SHORT EXERCISE.
Write out the entries below once more, exactly.

[Start STORED DATA]

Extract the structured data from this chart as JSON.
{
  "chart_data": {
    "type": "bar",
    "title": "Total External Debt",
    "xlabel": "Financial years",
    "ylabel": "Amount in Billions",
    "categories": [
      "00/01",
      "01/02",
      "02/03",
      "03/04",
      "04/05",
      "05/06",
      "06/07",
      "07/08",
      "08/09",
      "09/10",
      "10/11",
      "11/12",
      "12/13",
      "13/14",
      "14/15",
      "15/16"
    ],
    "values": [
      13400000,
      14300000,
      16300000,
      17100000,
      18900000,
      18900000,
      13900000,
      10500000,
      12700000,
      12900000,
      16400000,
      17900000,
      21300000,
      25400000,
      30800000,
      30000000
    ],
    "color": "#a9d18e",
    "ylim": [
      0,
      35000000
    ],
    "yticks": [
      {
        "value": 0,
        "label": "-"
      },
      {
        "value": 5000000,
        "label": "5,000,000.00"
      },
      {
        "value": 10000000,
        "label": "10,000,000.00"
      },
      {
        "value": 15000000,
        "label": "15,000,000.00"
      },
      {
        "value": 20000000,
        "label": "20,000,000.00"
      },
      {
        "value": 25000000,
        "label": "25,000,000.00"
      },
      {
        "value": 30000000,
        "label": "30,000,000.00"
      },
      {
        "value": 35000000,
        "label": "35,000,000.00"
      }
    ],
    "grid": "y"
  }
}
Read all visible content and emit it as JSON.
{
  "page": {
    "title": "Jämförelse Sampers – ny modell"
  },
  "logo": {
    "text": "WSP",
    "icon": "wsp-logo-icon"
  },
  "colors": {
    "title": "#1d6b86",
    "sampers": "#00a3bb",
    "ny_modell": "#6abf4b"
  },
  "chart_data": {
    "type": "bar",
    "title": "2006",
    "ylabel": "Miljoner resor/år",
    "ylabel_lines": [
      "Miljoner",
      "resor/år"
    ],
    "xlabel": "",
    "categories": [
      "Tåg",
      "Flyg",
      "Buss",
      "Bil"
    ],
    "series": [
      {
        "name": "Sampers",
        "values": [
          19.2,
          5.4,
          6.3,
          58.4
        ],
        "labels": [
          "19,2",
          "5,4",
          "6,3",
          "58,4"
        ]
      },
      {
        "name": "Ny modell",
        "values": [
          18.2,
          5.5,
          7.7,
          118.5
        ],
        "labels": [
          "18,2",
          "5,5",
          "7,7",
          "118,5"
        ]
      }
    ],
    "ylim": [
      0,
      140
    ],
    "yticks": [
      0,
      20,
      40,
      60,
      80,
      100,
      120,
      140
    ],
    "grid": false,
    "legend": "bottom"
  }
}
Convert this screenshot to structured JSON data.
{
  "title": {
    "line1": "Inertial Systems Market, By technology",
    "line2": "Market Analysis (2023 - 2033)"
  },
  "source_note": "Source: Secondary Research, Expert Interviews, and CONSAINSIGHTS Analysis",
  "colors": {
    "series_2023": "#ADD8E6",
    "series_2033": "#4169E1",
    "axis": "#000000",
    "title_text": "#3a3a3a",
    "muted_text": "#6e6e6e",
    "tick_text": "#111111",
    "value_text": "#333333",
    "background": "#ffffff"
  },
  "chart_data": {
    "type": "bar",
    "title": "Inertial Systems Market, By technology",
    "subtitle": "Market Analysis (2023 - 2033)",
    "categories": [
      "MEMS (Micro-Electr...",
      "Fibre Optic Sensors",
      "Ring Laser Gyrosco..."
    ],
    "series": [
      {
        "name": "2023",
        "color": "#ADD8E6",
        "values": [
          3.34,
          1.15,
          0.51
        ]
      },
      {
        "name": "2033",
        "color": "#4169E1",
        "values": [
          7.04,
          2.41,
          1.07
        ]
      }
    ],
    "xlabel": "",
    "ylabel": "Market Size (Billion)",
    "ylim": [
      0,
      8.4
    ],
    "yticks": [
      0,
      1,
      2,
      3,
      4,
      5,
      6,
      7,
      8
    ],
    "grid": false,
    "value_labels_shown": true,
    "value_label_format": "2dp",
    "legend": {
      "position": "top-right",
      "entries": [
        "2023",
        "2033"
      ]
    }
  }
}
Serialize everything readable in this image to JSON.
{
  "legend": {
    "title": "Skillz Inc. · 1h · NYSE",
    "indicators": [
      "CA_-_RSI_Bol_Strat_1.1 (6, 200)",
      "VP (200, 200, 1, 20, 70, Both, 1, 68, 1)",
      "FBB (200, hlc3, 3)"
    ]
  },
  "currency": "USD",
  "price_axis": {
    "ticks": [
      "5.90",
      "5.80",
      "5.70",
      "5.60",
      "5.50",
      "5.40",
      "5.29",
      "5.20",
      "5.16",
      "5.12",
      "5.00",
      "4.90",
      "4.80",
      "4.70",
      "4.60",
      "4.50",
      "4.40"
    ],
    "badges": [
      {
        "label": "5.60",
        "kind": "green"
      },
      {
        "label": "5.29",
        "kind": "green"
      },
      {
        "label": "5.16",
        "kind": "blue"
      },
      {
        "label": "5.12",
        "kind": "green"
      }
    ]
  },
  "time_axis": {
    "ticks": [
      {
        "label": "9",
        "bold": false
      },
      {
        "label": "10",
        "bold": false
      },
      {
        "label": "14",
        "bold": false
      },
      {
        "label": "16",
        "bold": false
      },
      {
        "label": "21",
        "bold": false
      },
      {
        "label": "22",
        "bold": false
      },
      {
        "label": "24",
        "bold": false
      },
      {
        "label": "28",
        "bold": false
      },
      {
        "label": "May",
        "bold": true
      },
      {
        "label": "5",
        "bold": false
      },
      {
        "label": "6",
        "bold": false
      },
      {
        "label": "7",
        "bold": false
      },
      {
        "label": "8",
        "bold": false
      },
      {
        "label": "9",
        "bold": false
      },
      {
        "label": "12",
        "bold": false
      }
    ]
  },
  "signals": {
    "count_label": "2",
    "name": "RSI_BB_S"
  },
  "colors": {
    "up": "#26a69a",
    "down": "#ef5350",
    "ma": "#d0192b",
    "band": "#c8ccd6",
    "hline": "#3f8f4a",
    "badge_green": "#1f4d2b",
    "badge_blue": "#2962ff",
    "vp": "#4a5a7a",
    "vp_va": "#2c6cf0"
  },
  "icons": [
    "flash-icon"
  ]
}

[End STORED DATA]

ANSWER.
Extract the structured data from this chart as JSON.
{
  "chart_data": {
    "type": "bar",
    "title": "Total External Debt",
    "xlabel": "Financial years",
    "ylabel": "Amount in Billions",
    "categories": [
      "00/01",
      "01/02",
      "02/03",
      "03/04",
      "04/05",
      "05/06",
      "06/07",
      "07/08",
      "08/09",
      "09/10",
      "10/11",
      "11/12",
      "12/13",
      "13/14",
      "14/15",
      "15/16"
    ],
    "values": [
      13400000,
      14300000,
      16300000,
      17100000,
      18900000,
      18900000,
      13900000,
      10500000,
      12700000,
      12900000,
      16400000,
      17900000,
      21300000,
      25400000,
      30800000,
      30000000
    ],
    "color": "#a9d18e",
    "ylim": [
      0,
      35000000
    ],
    "yticks": [
      {
        "value": 0,
        "label": "-"
      },
      {
        "value": 5000000,
        "label": "5,000,000.00"
      },
      {
        "value": 10000000,
        "label": "10,000,000.00"
      },
      {
        "value": 15000000,
        "label": "15,000,000.00"
      },
      {
        "value": 20000000,
        "label": "20,000,000.00"
      },
      {
        "value": 25000000,
        "label": "25,000,000.00"
      },
      {
        "value": 30000000,
        "label": "30,000,000.00"
      },
      {
        "value": 35000000,
        "label": "35,000,000.00"
      }
    ],
    "grid": "y"
  }
}
Read all visible content and emit it as JSON.
{
  "page": {
    "title": "Jämförelse Sampers – ny modell"
  },
  "logo": {
    "text": "WSP",
    "icon": "wsp-logo-icon"
  },
  "colors": {
    "title": "#1d6b86",
    "sampers": "#00a3bb",
    "ny_modell": "#6abf4b"
  },
  "chart_data": {
    "type": "bar",
    "title": "2006",
    "ylabel": "Miljoner resor/år",
    "ylabel_lines": [
      "Miljoner",
      "resor/år"
    ],
    "xlabel": "",
    "categories": [
      "Tåg",
      "Flyg",
      "Buss",
      "Bil"
    ],
    "series": [
      {
        "name": "Sampers",
        "values": [
          19.2,
          5.4,
          6.3,
          58.4
        ],
        "labels": [
          "19,2",
          "5,4",
          "6,3",
          "58,4"
        ]
      },
      {
        "name": "Ny modell",
        "values": [
          18.2,
          5.5,
          7.7,
          118.5
        ],
        "labels": [
          "18,2",
          "5,5",
          "7,7",
          "118,5"
        ]
      }
    ],
    "ylim": [
      0,
      140
    ],
    "yticks": [
      0,
      20,
      40,
      60,
      80,
      100,
      120,
      140
    ],
    "grid": false,
    "legend": "bottom"
  }
}
Convert this screenshot to structured JSON data.
{
  "title": {
    "line1": "Inertial Systems Market, By technology",
    "line2": "Market Analysis (2023 - 2033)"
  },
  "source_note": "Source: Secondary Research, Expert Interviews, and CONSAINSIGHTS Analysis",
  "colors": {
    "series_2023": "#ADD8E6",
    "series_2033": "#4169E1",
    "axis": "#000000",
    "title_text": "#3a3a3a",
    "muted_text": "#6e6e6e",
    "tick_text": "#111111",
    "value_text": "#333333",
    "background": "#ffffff"
  },
  "chart_data": {
    "type": "bar",
    "title": "Inertial Systems Market, By technology",
    "subtitle": "Market Analysis (2023 - 2033)",
    "categories": [
      "MEMS (Micro-Electr...",
      "Fibre Optic Sensors",
      "Ring Laser Gyrosco..."
    ],
    "series": [
      {
        "name": "2023",
        "color": "#ADD8E6",
        "values": [
          3.34,
          1.15,
          0.51
        ]
      },
      {
        "name": "2033",
        "color": "#4169E1",
        "values": [
          7.04,
          2.41,
          1.07
        ]
      }
    ],
    "xlabel": "",
    "ylabel": "Market Size (Billion)",
    "ylim": [
      0,
      8.4
    ],
    "yticks": [
      0,
      1,
      2,
      3,
      4,
      5,
      6,
      7,
      8
    ],
    "grid": false,
    "value_labels_shown": true,
    "value_label_format": "2dp",
    "legend": {
      "position": "top-right",
      "entries": [
        "2023",
        "2033"
      ]
    }
  }
}
Serialize everything readable in this image to JSON.
{
  "legend": {
    "title": "Skillz Inc. · 1h · NYSE",
    "indicators": [
      "CA_-_RSI_Bol_Strat_1.1 (6, 200)",
      "VP (200, 200, 1, 20, 70, Both, 1, 68, 1)",
      "FBB (200, hlc3, 3)"
    ]
  },
  "currency": "USD",
  "price_axis": {
    "ticks": [
      "5.90",
      "5.80",
      "5.70",
      "5.60",
      "5.50",
      "5.40",
      "5.29",
      "5.20",
      "5.16",
      "5.12",
      "5.00",
      "4.90",
      "4.80",
      "4.70",
      "4.60",
      "4.50",
      "4.40"
    ],
    "badges": [
      {
        "label": "5.60",
        "kind": "green"
      },
      {
        "label": "5.29",
        "kind": "green"
      },
      {
        "label": "5.16",
        "kind": "blue"
      },
      {
        "label": "5.12",
        "kind": "green"
      }
    ]
  },
  "time_axis": {
    "ticks": [
      {
        "label": "9",
        "bold": false
      },
      {
        "label": "10",
        "bold": false
      },
      {
        "label": "14",
        "bold": false
      },
      {
        "label": "16",
        "bold": false
      },
      {
        "label": "21",
        "bold": false
      },
      {
        "label": "22",
        "bold": false
      },
      {
        "label": "24",
        "bold": false
      },
      {
        "label": "28",
        "bold": false
      },
      {
        "label": "May",
        "bold": true
      },
      {
        "label": "5",
        "bold": false
      },
      {
        "label": "6",
        "bold": false
      },
      {
        "label": "7",
        "bold": false
      },
      {
        "label": "8",
        "bold": false
      },
      {
        "label": "9",
        "bold": false
      },
      {
        "label": "12",
        "bold": false
      }
    ]
  },
  "signals": {
    "count_label": "2",
    "name": "RSI_BB_S"
  },
  "colors": {
    "up": "#26a69a",
    "down": "#ef5350",
    "ma": "#d0192b",
    "band": "#c8ccd6",
    "hline": "#3f8f4a",
    "badge_green": "#1f4d2b",
    "badge_blue": "#2962ff",
    "vp": "#4a5a7a",
    "vp_va": "#2c6cf0"
  },
  "icons": [
    "flash-icon"
  ]
}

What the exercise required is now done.